[Start of Input material]

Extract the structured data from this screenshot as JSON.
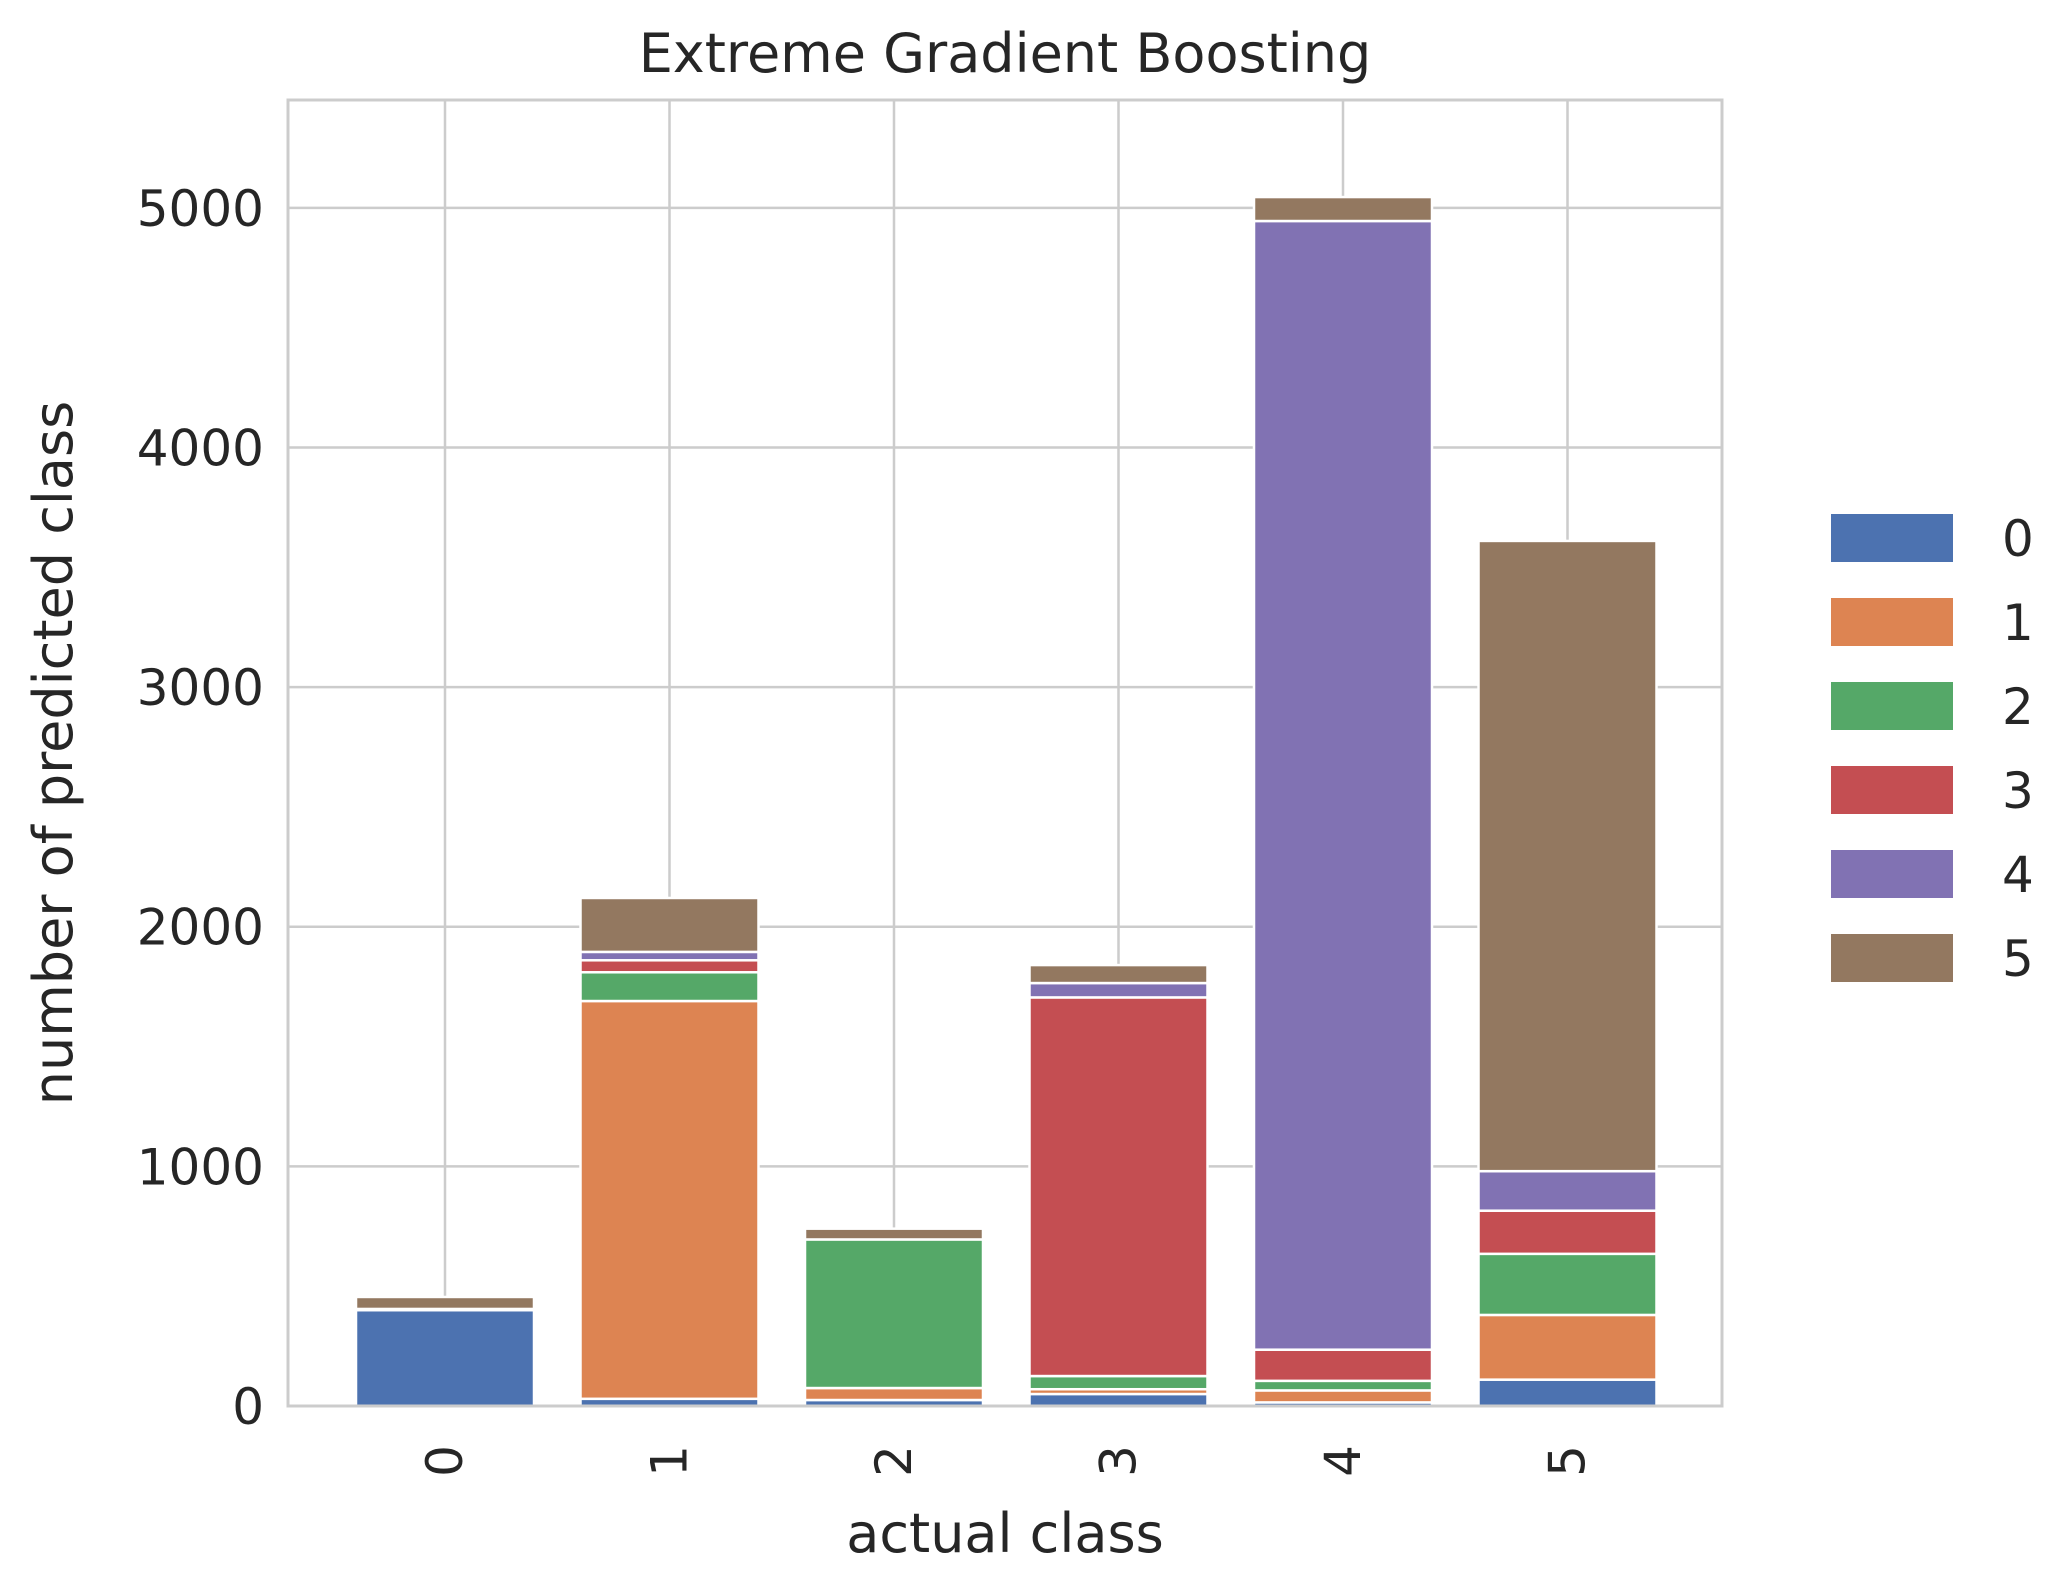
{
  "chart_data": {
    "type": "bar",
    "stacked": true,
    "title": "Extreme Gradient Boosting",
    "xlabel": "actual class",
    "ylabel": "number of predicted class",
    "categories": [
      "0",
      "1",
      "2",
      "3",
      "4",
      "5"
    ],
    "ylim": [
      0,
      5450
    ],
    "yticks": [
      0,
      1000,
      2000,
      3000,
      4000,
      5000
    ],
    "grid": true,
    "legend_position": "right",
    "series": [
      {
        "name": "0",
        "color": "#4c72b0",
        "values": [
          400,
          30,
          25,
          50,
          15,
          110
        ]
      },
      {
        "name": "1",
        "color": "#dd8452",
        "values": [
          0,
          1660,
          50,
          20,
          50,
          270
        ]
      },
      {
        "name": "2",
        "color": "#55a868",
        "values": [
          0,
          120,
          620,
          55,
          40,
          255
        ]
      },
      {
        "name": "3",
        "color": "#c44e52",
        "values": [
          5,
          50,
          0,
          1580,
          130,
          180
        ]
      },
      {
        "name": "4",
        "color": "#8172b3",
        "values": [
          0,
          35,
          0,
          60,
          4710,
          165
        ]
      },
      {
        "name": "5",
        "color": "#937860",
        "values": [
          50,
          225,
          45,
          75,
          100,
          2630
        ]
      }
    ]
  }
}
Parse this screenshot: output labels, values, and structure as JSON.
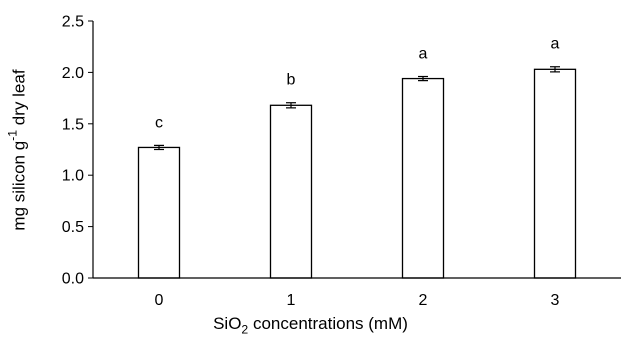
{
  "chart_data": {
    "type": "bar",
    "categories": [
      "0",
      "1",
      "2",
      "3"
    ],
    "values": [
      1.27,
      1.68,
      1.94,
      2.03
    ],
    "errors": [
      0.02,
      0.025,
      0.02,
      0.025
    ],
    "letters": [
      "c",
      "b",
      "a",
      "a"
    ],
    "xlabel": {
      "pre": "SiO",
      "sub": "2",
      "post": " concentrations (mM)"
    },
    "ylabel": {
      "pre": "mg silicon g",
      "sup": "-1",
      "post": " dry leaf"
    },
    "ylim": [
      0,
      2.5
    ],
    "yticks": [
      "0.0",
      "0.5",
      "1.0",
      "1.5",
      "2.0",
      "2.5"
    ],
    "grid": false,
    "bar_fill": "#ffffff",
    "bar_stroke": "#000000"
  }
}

[End of Input material]

Task to carry out = Pick out the lines containing the word "color" and show them.

Written solution =
        "color": "#4c72b0",
        "color": "#dd8452",
        "color": "#55a868",
        "color": "#c44e52",
        "color": "#8172b3",
        "color": "#937860",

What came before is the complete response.